→ Passage to read:
Tuesday, October 17th, 2006

From the Daily NK:
If a Second Tribulation March Arrives?
10/17/2006
Han Young Jin

On the 14th, the Rodong Shinmun, a N. Korean state newspaper, urged “We must take a strong conviction in regards to socialism and go out to fight with faith and optimism.” On the 13th, the Minju Chosun (Democratic Korea), the government organ, claimed “Even if we have to face the second and third ‘Tribulation March,’ you need not worry. Rather we must fight with overt confidence and audacity.”

Ever since the nuke experiments government channels have been using this propaganda This suggests that North Korean authorities were already prepared for sanctions by the international community.

People’s mentality “If you trust the nation, you will die of starvation”

During the first “Tribulation March” in the mid-90’s, about 300,000 people died over a period of 3 years from starvation. What would happen if the second tribulation march was to occur as a result of the U.N. North Korea resolution? How would it differ from the first?

The reason that 300,000 people died from starvation lies in the fundamental man-made disaster, where Kim Jong Il’s political ideology of “government teachings” and development of reform were abandoned after his death to “revival of one’s own strength.”

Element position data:
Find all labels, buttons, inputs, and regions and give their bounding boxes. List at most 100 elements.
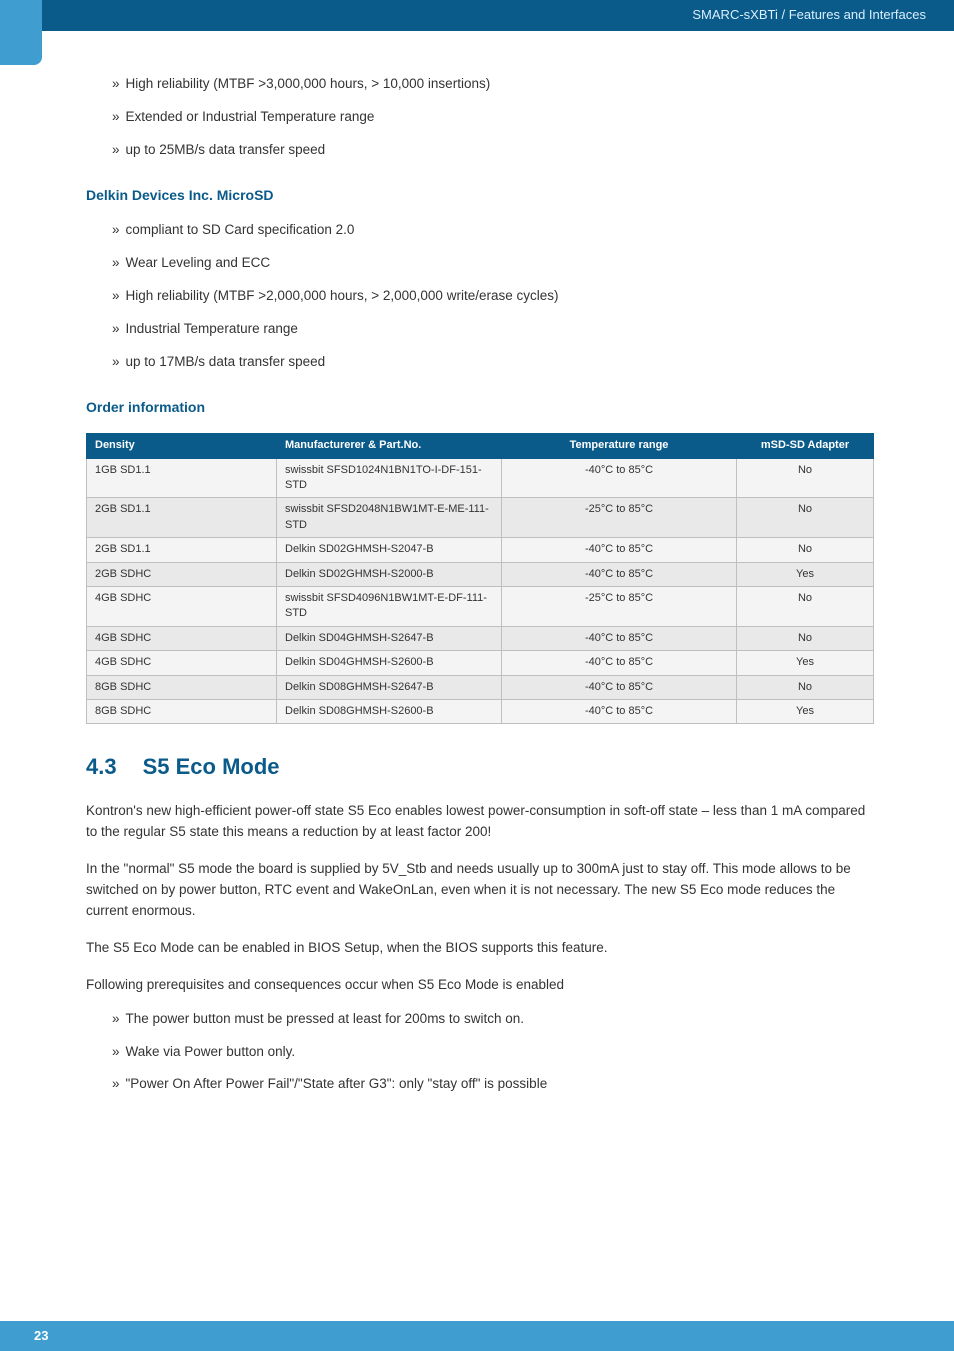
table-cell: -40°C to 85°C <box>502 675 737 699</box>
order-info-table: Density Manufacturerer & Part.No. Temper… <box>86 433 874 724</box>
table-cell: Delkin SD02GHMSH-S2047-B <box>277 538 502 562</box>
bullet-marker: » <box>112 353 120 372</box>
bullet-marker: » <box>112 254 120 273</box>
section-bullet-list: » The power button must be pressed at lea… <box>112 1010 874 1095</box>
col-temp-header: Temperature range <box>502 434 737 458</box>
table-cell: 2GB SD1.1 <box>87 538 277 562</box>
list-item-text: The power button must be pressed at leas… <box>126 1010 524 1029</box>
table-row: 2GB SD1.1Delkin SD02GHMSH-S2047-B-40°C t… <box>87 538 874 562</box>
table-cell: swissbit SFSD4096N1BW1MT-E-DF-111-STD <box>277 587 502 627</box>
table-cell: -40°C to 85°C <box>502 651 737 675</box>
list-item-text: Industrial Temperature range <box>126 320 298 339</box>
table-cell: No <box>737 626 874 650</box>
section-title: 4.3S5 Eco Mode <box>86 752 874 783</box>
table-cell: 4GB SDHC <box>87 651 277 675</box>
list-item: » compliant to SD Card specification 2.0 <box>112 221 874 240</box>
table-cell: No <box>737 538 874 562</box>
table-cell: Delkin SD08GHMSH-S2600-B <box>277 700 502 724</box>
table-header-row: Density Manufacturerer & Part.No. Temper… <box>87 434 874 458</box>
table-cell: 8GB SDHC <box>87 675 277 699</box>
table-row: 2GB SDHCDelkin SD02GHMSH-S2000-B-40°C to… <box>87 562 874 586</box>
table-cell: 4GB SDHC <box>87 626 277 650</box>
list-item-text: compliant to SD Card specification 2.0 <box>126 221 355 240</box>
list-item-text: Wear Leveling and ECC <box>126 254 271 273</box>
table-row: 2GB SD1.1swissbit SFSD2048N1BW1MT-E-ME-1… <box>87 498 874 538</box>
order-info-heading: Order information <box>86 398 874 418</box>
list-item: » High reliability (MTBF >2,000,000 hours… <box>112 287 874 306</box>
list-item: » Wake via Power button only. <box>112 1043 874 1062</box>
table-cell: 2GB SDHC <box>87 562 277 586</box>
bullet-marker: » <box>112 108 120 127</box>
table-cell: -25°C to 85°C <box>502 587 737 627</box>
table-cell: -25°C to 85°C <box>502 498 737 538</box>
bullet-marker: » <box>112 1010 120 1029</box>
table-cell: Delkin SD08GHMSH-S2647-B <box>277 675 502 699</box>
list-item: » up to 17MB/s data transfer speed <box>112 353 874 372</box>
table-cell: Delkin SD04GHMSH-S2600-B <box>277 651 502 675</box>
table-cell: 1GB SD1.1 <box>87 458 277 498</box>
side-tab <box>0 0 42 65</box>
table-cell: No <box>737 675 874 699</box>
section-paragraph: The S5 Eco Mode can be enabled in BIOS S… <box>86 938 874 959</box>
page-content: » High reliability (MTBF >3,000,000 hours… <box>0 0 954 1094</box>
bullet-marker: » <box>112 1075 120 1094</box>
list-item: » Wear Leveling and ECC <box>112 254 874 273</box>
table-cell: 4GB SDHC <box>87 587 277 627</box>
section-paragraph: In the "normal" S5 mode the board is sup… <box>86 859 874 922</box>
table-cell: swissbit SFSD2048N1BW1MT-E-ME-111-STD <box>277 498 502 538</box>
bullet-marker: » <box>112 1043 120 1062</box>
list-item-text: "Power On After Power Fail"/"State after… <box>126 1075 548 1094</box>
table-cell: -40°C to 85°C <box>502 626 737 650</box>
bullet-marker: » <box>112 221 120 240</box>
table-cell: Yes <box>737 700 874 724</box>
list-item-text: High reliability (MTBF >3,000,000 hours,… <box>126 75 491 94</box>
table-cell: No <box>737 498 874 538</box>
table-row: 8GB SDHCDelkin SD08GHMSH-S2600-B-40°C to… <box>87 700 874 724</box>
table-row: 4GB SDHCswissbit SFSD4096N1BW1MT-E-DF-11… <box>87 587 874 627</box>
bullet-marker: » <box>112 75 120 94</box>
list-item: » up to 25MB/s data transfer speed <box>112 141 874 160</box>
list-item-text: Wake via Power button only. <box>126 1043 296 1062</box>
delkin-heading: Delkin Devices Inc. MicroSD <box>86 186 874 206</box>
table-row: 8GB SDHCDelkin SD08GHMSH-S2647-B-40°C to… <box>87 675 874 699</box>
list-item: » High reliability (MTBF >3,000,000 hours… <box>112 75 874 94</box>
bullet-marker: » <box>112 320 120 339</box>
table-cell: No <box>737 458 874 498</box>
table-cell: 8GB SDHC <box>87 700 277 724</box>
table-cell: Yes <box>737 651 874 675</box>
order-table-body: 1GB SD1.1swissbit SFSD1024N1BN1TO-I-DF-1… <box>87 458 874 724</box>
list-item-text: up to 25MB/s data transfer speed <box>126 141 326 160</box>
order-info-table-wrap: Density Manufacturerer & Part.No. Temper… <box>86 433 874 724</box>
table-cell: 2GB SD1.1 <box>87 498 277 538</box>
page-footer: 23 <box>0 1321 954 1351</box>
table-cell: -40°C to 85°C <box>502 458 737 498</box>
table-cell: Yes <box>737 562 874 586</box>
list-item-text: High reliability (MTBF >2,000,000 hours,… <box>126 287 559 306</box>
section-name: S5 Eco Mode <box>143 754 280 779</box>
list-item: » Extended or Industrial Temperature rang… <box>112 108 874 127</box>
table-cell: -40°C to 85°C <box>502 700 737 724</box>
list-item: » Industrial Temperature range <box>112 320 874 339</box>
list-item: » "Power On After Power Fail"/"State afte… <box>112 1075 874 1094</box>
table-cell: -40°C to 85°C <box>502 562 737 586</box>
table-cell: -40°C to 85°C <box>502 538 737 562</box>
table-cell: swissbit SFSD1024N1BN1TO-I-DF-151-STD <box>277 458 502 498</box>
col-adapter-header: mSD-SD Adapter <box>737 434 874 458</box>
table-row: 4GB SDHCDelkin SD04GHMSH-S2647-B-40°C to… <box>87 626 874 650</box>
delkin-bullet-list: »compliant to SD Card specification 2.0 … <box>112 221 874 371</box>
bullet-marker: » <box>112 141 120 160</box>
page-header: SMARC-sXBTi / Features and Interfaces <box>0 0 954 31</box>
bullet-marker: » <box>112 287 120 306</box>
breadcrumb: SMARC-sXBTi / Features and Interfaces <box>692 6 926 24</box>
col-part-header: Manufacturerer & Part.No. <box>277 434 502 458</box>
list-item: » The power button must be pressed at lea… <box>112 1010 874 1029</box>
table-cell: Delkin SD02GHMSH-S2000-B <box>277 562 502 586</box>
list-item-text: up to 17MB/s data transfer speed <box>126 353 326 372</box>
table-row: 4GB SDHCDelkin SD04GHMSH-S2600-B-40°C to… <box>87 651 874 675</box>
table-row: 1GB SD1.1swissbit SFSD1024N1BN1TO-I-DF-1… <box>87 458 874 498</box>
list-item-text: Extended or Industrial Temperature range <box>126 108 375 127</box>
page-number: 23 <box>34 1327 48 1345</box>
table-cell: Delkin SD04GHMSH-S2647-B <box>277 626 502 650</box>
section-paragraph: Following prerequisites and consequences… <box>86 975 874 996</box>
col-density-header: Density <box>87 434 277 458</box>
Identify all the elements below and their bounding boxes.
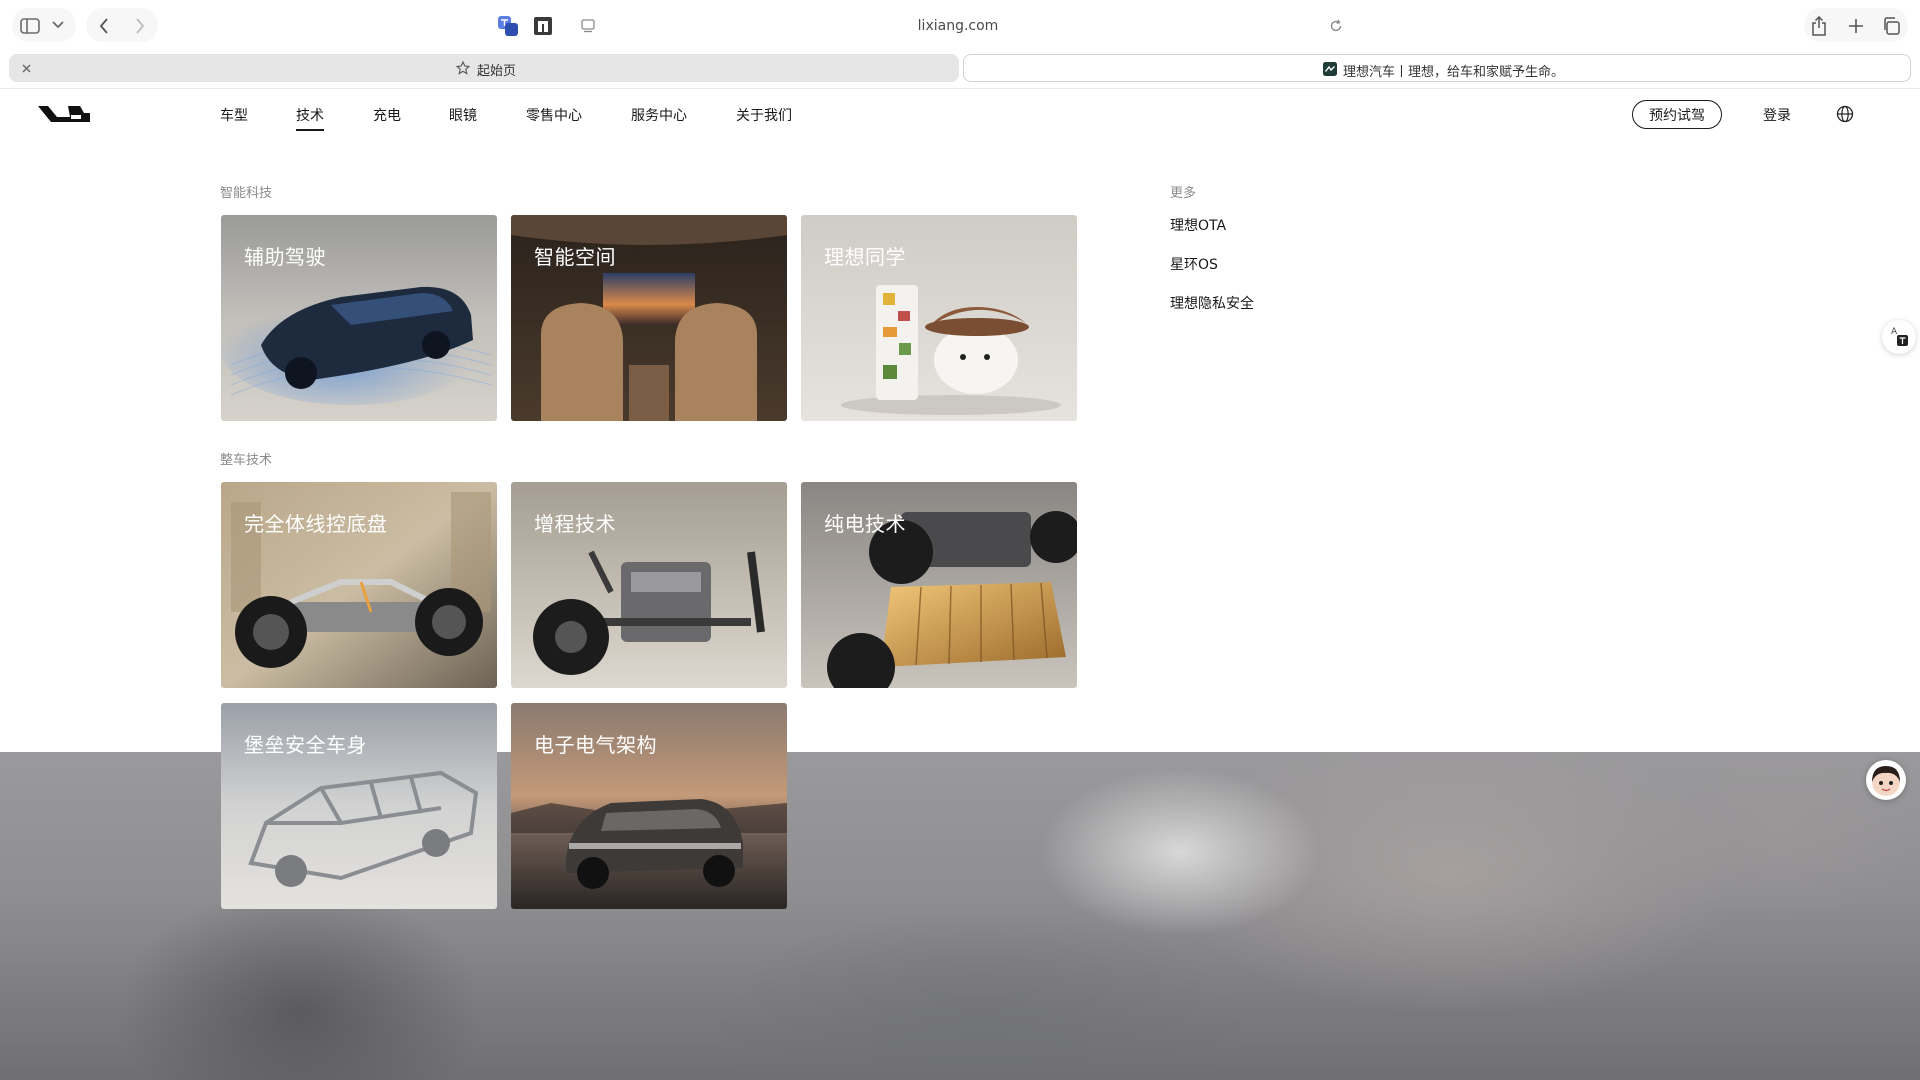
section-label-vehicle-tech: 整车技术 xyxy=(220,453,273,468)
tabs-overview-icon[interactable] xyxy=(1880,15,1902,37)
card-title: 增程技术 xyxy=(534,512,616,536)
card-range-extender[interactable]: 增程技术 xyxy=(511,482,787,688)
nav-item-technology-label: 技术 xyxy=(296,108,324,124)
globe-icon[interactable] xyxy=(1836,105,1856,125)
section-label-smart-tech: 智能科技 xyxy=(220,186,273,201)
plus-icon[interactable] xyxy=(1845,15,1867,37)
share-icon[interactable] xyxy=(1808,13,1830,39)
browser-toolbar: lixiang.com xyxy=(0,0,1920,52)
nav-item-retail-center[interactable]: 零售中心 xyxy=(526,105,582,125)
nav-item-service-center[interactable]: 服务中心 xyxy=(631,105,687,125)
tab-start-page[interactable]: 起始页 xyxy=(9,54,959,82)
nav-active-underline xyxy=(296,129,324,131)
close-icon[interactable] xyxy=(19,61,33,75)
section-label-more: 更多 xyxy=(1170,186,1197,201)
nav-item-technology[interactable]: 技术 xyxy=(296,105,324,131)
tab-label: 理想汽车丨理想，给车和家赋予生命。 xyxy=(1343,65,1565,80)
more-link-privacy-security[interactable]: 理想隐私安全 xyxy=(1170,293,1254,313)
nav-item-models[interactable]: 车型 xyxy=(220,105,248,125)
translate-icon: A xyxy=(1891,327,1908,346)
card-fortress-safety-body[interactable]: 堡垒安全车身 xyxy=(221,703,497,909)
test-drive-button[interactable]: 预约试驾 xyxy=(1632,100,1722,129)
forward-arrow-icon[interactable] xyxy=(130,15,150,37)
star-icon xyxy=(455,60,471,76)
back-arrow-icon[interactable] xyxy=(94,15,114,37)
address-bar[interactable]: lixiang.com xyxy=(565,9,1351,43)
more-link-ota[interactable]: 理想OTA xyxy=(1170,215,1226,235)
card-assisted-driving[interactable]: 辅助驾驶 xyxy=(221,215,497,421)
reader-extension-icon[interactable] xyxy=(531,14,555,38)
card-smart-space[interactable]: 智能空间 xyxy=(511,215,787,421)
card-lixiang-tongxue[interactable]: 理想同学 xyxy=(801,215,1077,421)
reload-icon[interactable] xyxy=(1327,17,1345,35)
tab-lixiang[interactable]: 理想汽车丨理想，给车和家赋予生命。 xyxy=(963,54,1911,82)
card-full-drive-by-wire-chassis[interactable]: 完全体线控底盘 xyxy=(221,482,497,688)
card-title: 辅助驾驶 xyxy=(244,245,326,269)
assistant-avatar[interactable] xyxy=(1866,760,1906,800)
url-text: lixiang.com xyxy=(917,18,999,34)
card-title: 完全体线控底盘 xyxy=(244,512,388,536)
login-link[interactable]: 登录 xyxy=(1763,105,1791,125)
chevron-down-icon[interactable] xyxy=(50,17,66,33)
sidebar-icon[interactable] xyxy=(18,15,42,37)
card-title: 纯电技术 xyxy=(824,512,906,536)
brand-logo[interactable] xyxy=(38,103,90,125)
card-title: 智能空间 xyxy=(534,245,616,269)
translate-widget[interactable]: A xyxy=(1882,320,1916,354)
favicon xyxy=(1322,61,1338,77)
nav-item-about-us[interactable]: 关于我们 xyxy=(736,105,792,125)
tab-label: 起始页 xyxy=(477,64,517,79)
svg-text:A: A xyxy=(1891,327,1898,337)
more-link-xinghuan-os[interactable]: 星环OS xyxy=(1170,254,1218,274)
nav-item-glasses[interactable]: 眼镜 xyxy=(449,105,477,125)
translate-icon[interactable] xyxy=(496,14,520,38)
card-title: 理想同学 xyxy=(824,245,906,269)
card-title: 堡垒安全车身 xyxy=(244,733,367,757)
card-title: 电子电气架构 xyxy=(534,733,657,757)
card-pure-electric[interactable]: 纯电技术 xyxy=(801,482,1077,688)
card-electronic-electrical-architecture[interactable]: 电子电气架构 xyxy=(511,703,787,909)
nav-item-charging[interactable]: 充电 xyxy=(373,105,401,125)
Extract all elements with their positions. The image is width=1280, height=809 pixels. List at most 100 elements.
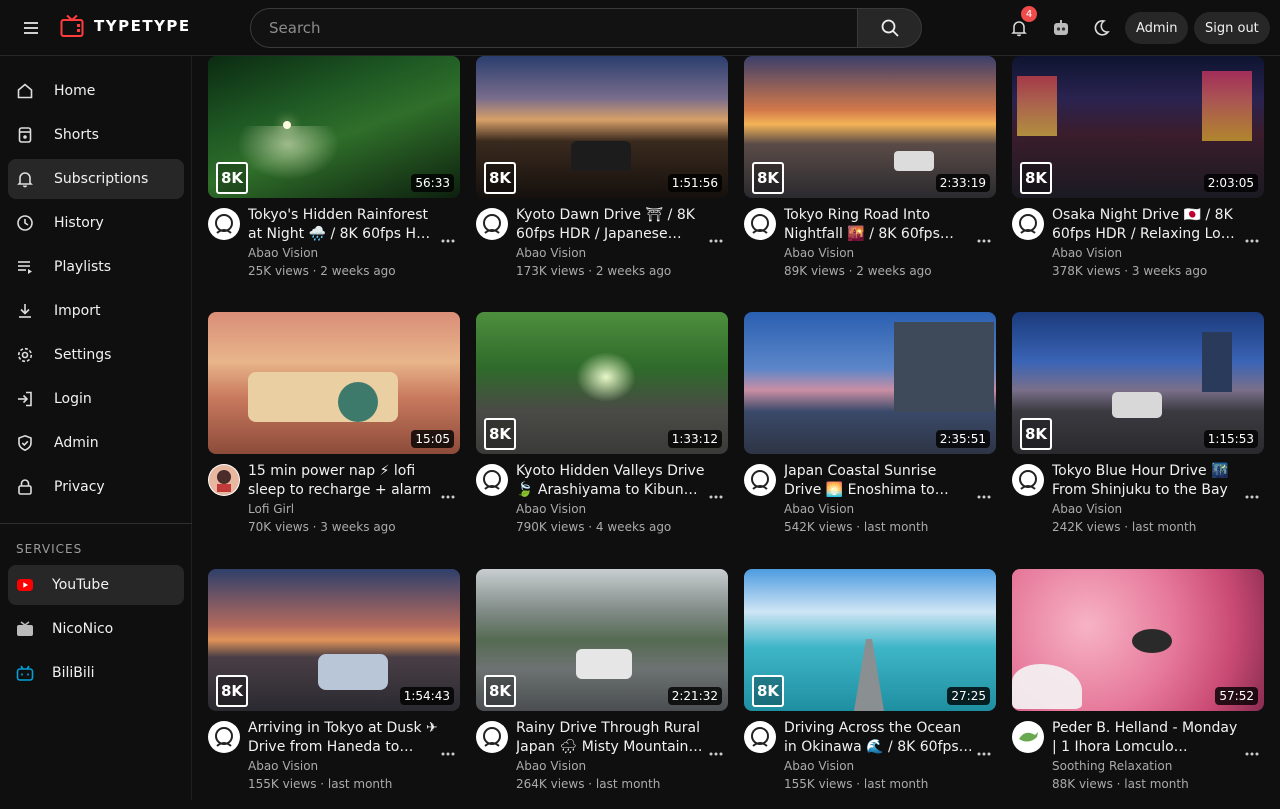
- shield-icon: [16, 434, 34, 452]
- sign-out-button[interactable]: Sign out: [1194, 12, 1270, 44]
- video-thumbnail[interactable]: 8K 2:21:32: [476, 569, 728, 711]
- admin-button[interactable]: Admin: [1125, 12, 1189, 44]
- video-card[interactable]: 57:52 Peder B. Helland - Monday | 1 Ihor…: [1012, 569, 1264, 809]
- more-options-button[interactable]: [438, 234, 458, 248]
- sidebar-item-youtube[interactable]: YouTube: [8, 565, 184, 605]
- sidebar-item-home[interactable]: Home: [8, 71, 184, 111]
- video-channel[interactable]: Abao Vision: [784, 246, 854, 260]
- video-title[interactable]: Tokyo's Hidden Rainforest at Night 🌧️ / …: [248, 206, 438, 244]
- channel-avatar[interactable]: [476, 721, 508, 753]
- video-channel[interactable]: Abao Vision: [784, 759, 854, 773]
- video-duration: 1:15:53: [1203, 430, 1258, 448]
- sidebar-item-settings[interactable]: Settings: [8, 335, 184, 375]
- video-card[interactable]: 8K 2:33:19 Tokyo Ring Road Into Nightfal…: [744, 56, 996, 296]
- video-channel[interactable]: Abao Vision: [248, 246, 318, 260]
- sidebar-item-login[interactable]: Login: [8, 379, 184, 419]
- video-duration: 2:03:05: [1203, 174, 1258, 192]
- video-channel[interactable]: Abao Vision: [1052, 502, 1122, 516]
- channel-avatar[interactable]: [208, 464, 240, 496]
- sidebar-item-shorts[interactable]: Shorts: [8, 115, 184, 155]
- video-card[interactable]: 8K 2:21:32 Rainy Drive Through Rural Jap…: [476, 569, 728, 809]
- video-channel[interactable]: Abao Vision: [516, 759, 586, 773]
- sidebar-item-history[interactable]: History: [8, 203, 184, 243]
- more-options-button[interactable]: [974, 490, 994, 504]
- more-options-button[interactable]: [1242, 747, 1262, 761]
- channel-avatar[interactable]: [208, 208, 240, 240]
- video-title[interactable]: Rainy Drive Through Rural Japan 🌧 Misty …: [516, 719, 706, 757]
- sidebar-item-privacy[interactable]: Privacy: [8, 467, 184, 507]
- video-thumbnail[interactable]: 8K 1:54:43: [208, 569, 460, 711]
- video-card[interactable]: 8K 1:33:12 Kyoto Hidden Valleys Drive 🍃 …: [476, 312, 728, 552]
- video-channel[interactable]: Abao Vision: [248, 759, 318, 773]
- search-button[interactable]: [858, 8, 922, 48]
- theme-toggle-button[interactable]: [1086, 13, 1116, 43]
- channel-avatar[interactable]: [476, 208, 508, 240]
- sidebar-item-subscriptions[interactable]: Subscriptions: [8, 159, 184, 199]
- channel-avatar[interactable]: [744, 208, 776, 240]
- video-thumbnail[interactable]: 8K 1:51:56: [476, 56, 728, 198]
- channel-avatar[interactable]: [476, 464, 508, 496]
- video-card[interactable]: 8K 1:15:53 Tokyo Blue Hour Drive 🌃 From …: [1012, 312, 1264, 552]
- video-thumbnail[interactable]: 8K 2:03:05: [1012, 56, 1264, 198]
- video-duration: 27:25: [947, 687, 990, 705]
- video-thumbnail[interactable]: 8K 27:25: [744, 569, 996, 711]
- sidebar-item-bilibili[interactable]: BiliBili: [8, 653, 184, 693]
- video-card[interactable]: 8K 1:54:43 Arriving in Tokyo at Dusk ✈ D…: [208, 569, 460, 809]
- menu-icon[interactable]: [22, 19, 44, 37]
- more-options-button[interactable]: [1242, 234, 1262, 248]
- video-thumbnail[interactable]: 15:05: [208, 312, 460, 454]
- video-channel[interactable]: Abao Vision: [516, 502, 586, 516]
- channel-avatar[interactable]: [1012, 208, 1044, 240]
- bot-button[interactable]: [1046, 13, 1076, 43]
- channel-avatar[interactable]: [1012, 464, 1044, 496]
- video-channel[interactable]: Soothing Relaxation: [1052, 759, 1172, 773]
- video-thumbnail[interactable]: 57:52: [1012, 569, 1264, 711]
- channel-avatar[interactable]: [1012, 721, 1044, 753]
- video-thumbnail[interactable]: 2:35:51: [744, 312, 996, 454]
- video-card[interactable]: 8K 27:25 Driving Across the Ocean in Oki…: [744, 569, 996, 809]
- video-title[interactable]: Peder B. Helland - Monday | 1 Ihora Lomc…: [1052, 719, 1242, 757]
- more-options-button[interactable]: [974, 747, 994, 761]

→ What is needed:
List every news publication named in the article on a possible second Tribulation March.

→ Answer to this exercise:
- Daily NK
- Rodong Shinmun
- Minju Chosun (Democratic Korea)